TRY IT:
An exact copy of every entry is needed, with no images.

***

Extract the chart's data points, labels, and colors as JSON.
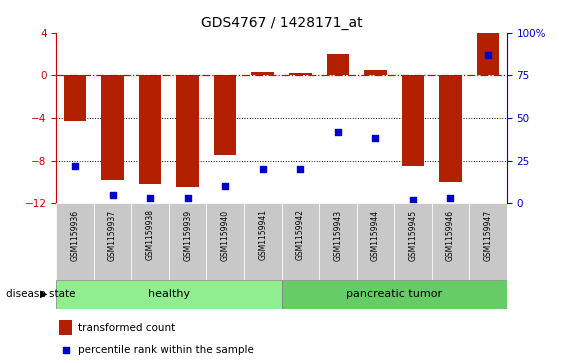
{
  "title": "GDS4767 / 1428171_at",
  "samples": [
    "GSM1159936",
    "GSM1159937",
    "GSM1159938",
    "GSM1159939",
    "GSM1159940",
    "GSM1159941",
    "GSM1159942",
    "GSM1159943",
    "GSM1159944",
    "GSM1159945",
    "GSM1159946",
    "GSM1159947"
  ],
  "transformed_count": [
    -4.3,
    -9.8,
    -10.2,
    -10.5,
    -7.5,
    0.3,
    0.2,
    2.0,
    0.5,
    -8.5,
    -10.0,
    4.0
  ],
  "percentile_rank": [
    22,
    5,
    3,
    3,
    10,
    20,
    20,
    42,
    38,
    2,
    3,
    87
  ],
  "ylim_left": [
    -12,
    4
  ],
  "ylim_right": [
    0,
    100
  ],
  "yticks_left": [
    -12,
    -8,
    -4,
    0,
    4
  ],
  "yticks_right": [
    0,
    25,
    50,
    75,
    100
  ],
  "bar_color": "#B22000",
  "dot_color": "#0000CC",
  "hline_color": "#CC0000",
  "grid_color": "#000000",
  "healthy_color": "#90EE90",
  "tumor_color": "#66CC66",
  "healthy_samples": 6,
  "tumor_samples": 6,
  "disease_label_healthy": "healthy",
  "disease_label_tumor": "pancreatic tumor",
  "legend_bar_label": "transformed count",
  "legend_dot_label": "percentile rank within the sample",
  "xlabel_disease": "disease state",
  "label_box_color": "#C8C8C8"
}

***

OUTPUT OF THE EXERCISE:
Extract the chart's data points, labels, and colors as JSON.
{
  "title": "GDS4767 / 1428171_at",
  "samples": [
    "GSM1159936",
    "GSM1159937",
    "GSM1159938",
    "GSM1159939",
    "GSM1159940",
    "GSM1159941",
    "GSM1159942",
    "GSM1159943",
    "GSM1159944",
    "GSM1159945",
    "GSM1159946",
    "GSM1159947"
  ],
  "transformed_count": [
    -4.3,
    -9.8,
    -10.2,
    -10.5,
    -7.5,
    0.3,
    0.2,
    2.0,
    0.5,
    -8.5,
    -10.0,
    4.0
  ],
  "percentile_rank": [
    22,
    5,
    3,
    3,
    10,
    20,
    20,
    42,
    38,
    2,
    3,
    87
  ],
  "ylim_left": [
    -12,
    4
  ],
  "ylim_right": [
    0,
    100
  ],
  "yticks_left": [
    -12,
    -8,
    -4,
    0,
    4
  ],
  "yticks_right": [
    0,
    25,
    50,
    75,
    100
  ],
  "bar_color": "#B22000",
  "dot_color": "#0000CC",
  "hline_color": "#CC0000",
  "grid_color": "#000000",
  "healthy_color": "#90EE90",
  "tumor_color": "#66CC66",
  "healthy_samples": 6,
  "tumor_samples": 6,
  "disease_label_healthy": "healthy",
  "disease_label_tumor": "pancreatic tumor",
  "legend_bar_label": "transformed count",
  "legend_dot_label": "percentile rank within the sample",
  "xlabel_disease": "disease state",
  "label_box_color": "#C8C8C8"
}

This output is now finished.